>> Begin

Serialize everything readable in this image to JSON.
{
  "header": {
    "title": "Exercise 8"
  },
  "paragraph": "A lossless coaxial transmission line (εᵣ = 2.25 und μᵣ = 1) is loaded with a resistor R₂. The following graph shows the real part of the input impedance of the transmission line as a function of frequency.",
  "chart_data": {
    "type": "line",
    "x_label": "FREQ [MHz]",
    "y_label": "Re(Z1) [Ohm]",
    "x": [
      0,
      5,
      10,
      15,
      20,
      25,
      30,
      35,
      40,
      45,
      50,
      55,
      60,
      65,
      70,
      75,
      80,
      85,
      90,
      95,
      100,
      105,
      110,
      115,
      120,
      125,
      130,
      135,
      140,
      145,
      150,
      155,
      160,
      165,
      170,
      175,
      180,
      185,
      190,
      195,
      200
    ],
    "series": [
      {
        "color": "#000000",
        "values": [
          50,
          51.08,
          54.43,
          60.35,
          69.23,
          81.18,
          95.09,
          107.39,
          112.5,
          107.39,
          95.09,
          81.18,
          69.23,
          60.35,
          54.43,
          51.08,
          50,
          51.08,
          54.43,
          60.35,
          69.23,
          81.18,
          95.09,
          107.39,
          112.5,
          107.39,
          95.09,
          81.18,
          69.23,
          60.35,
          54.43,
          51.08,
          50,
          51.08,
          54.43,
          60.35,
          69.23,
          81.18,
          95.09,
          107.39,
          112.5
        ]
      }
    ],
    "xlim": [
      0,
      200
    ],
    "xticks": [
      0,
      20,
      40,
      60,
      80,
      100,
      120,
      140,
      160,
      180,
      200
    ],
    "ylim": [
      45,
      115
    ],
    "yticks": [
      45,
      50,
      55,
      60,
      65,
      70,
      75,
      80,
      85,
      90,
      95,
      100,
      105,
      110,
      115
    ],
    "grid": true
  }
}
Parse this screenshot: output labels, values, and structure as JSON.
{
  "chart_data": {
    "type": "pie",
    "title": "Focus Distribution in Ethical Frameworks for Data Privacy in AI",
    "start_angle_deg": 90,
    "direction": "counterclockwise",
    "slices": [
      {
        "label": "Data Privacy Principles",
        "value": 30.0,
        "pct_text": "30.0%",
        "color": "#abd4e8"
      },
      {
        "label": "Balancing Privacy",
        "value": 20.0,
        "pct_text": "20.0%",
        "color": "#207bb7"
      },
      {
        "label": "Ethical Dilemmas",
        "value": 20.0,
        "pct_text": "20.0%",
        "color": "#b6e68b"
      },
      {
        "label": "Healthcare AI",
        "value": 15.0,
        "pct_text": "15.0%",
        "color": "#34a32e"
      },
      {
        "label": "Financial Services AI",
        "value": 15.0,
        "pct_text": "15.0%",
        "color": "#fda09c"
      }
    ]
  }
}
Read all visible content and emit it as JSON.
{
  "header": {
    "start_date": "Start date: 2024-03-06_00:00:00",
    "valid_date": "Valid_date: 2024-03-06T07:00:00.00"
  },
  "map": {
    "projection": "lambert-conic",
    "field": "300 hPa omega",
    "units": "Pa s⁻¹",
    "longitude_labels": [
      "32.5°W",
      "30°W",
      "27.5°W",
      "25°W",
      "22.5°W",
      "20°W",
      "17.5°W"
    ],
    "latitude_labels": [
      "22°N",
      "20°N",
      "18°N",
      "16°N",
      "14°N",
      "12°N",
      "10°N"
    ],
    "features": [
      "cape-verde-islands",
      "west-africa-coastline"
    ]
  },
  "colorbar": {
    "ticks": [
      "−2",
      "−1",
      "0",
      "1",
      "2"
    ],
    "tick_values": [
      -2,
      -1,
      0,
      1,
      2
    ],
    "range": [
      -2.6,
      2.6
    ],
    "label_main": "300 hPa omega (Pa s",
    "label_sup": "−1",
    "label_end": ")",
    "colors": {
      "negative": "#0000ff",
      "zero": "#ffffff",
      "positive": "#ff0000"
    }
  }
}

>> End

** Challenge **
Copy out each record exactly as given, omitting none.

** Response to the exercise **
Serialize everything readable in this image to JSON.
{
  "header": {
    "title": "Exercise 8"
  },
  "paragraph": "A lossless coaxial transmission line (εᵣ = 2.25 und μᵣ = 1) is loaded with a resistor R₂. The following graph shows the real part of the input impedance of the transmission line as a function of frequency.",
  "chart_data": {
    "type": "line",
    "x_label": "FREQ [MHz]",
    "y_label": "Re(Z1) [Ohm]",
    "x": [
      0,
      5,
      10,
      15,
      20,
      25,
      30,
      35,
      40,
      45,
      50,
      55,
      60,
      65,
      70,
      75,
      80,
      85,
      90,
      95,
      100,
      105,
      110,
      115,
      120,
      125,
      130,
      135,
      140,
      145,
      150,
      155,
      160,
      165,
      170,
      175,
      180,
      185,
      190,
      195,
      200
    ],
    "series": [
      {
        "color": "#000000",
        "values": [
          50,
          51.08,
          54.43,
          60.35,
          69.23,
          81.18,
          95.09,
          107.39,
          112.5,
          107.39,
          95.09,
          81.18,
          69.23,
          60.35,
          54.43,
          51.08,
          50,
          51.08,
          54.43,
          60.35,
          69.23,
          81.18,
          95.09,
          107.39,
          112.5,
          107.39,
          95.09,
          81.18,
          69.23,
          60.35,
          54.43,
          51.08,
          50,
          51.08,
          54.43,
          60.35,
          69.23,
          81.18,
          95.09,
          107.39,
          112.5
        ]
      }
    ],
    "xlim": [
      0,
      200
    ],
    "xticks": [
      0,
      20,
      40,
      60,
      80,
      100,
      120,
      140,
      160,
      180,
      200
    ],
    "ylim": [
      45,
      115
    ],
    "yticks": [
      45,
      50,
      55,
      60,
      65,
      70,
      75,
      80,
      85,
      90,
      95,
      100,
      105,
      110,
      115
    ],
    "grid": true
  }
}
Parse this screenshot: output labels, values, and structure as JSON.
{
  "chart_data": {
    "type": "pie",
    "title": "Focus Distribution in Ethical Frameworks for Data Privacy in AI",
    "start_angle_deg": 90,
    "direction": "counterclockwise",
    "slices": [
      {
        "label": "Data Privacy Principles",
        "value": 30.0,
        "pct_text": "30.0%",
        "color": "#abd4e8"
      },
      {
        "label": "Balancing Privacy",
        "value": 20.0,
        "pct_text": "20.0%",
        "color": "#207bb7"
      },
      {
        "label": "Ethical Dilemmas",
        "value": 20.0,
        "pct_text": "20.0%",
        "color": "#b6e68b"
      },
      {
        "label": "Healthcare AI",
        "value": 15.0,
        "pct_text": "15.0%",
        "color": "#34a32e"
      },
      {
        "label": "Financial Services AI",
        "value": 15.0,
        "pct_text": "15.0%",
        "color": "#fda09c"
      }
    ]
  }
}
Read all visible content and emit it as JSON.
{
  "header": {
    "start_date": "Start date: 2024-03-06_00:00:00",
    "valid_date": "Valid_date: 2024-03-06T07:00:00.00"
  },
  "map": {
    "projection": "lambert-conic",
    "field": "300 hPa omega",
    "units": "Pa s⁻¹",
    "longitude_labels": [
      "32.5°W",
      "30°W",
      "27.5°W",
      "25°W",
      "22.5°W",
      "20°W",
      "17.5°W"
    ],
    "latitude_labels": [
      "22°N",
      "20°N",
      "18°N",
      "16°N",
      "14°N",
      "12°N",
      "10°N"
    ],
    "features": [
      "cape-verde-islands",
      "west-africa-coastline"
    ]
  },
  "colorbar": {
    "ticks": [
      "−2",
      "−1",
      "0",
      "1",
      "2"
    ],
    "tick_values": [
      -2,
      -1,
      0,
      1,
      2
    ],
    "range": [
      -2.6,
      2.6
    ],
    "label_main": "300 hPa omega (Pa s",
    "label_sup": "−1",
    "label_end": ")",
    "colors": {
      "negative": "#0000ff",
      "zero": "#ffffff",
      "positive": "#ff0000"
    }
  }
}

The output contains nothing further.